## TO BE DONE
Reproduce each line exactly.

## RECORDS FOR THE TASK
'''

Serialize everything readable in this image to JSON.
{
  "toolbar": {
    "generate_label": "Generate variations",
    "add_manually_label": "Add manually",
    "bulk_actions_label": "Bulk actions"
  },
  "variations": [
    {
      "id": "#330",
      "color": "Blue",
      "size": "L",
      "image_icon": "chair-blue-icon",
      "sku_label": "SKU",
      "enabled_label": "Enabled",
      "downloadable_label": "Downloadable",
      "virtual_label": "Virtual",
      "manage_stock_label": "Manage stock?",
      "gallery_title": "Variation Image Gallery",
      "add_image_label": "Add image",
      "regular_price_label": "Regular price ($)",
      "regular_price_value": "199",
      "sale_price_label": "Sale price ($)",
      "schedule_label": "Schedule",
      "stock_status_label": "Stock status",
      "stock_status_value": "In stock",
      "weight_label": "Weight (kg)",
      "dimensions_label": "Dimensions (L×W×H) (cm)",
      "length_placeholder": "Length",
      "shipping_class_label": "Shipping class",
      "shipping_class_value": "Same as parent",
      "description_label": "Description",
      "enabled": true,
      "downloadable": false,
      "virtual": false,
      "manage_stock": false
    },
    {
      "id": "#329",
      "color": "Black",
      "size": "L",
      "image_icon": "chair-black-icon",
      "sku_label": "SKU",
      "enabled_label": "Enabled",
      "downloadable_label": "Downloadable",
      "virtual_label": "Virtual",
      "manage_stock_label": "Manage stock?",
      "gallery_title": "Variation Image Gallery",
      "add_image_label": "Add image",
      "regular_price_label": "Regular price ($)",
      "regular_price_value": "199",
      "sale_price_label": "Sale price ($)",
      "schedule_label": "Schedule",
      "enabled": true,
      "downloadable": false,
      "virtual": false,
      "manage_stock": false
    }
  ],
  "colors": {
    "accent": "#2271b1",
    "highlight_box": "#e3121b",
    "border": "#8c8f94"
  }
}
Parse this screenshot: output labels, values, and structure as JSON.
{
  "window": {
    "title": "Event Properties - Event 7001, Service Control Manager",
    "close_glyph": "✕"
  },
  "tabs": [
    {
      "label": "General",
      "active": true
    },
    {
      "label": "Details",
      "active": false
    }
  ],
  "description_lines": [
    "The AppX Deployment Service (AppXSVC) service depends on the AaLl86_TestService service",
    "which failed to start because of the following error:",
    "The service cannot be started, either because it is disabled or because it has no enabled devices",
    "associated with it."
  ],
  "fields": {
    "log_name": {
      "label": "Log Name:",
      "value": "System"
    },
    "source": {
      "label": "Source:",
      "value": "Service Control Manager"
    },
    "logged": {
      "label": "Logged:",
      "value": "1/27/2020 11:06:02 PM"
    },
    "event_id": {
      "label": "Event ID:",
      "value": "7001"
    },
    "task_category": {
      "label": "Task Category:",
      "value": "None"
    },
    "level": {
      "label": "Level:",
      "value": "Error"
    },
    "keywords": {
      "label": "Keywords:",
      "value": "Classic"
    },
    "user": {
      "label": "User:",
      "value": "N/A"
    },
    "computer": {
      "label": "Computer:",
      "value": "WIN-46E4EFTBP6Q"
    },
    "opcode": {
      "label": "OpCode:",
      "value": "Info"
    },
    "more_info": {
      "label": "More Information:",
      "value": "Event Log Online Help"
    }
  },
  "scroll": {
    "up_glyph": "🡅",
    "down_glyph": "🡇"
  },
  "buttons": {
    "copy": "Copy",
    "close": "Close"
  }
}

'''

## COMPLETE RESPONSE
Serialize everything readable in this image to JSON.
{
  "toolbar": {
    "generate_label": "Generate variations",
    "add_manually_label": "Add manually",
    "bulk_actions_label": "Bulk actions"
  },
  "variations": [
    {
      "id": "#330",
      "color": "Blue",
      "size": "L",
      "image_icon": "chair-blue-icon",
      "sku_label": "SKU",
      "enabled_label": "Enabled",
      "downloadable_label": "Downloadable",
      "virtual_label": "Virtual",
      "manage_stock_label": "Manage stock?",
      "gallery_title": "Variation Image Gallery",
      "add_image_label": "Add image",
      "regular_price_label": "Regular price ($)",
      "regular_price_value": "199",
      "sale_price_label": "Sale price ($)",
      "schedule_label": "Schedule",
      "stock_status_label": "Stock status",
      "stock_status_value": "In stock",
      "weight_label": "Weight (kg)",
      "dimensions_label": "Dimensions (L×W×H) (cm)",
      "length_placeholder": "Length",
      "shipping_class_label": "Shipping class",
      "shipping_class_value": "Same as parent",
      "description_label": "Description",
      "enabled": true,
      "downloadable": false,
      "virtual": false,
      "manage_stock": false
    },
    {
      "id": "#329",
      "color": "Black",
      "size": "L",
      "image_icon": "chair-black-icon",
      "sku_label": "SKU",
      "enabled_label": "Enabled",
      "downloadable_label": "Downloadable",
      "virtual_label": "Virtual",
      "manage_stock_label": "Manage stock?",
      "gallery_title": "Variation Image Gallery",
      "add_image_label": "Add image",
      "regular_price_label": "Regular price ($)",
      "regular_price_value": "199",
      "sale_price_label": "Sale price ($)",
      "schedule_label": "Schedule",
      "enabled": true,
      "downloadable": false,
      "virtual": false,
      "manage_stock": false
    }
  ],
  "colors": {
    "accent": "#2271b1",
    "highlight_box": "#e3121b",
    "border": "#8c8f94"
  }
}
Parse this screenshot: output labels, values, and structure as JSON.
{
  "window": {
    "title": "Event Properties - Event 7001, Service Control Manager",
    "close_glyph": "✕"
  },
  "tabs": [
    {
      "label": "General",
      "active": true
    },
    {
      "label": "Details",
      "active": false
    }
  ],
  "description_lines": [
    "The AppX Deployment Service (AppXSVC) service depends on the AaLl86_TestService service",
    "which failed to start because of the following error:",
    "The service cannot be started, either because it is disabled or because it has no enabled devices",
    "associated with it."
  ],
  "fields": {
    "log_name": {
      "label": "Log Name:",
      "value": "System"
    },
    "source": {
      "label": "Source:",
      "value": "Service Control Manager"
    },
    "logged": {
      "label": "Logged:",
      "value": "1/27/2020 11:06:02 PM"
    },
    "event_id": {
      "label": "Event ID:",
      "value": "7001"
    },
    "task_category": {
      "label": "Task Category:",
      "value": "None"
    },
    "level": {
      "label": "Level:",
      "value": "Error"
    },
    "keywords": {
      "label": "Keywords:",
      "value": "Classic"
    },
    "user": {
      "label": "User:",
      "value": "N/A"
    },
    "computer": {
      "label": "Computer:",
      "value": "WIN-46E4EFTBP6Q"
    },
    "opcode": {
      "label": "OpCode:",
      "value": "Info"
    },
    "more_info": {
      "label": "More Information:",
      "value": "Event Log Online Help"
    }
  },
  "scroll": {
    "up_glyph": "🡅",
    "down_glyph": "🡇"
  },
  "buttons": {
    "copy": "Copy",
    "close": "Close"
  }
}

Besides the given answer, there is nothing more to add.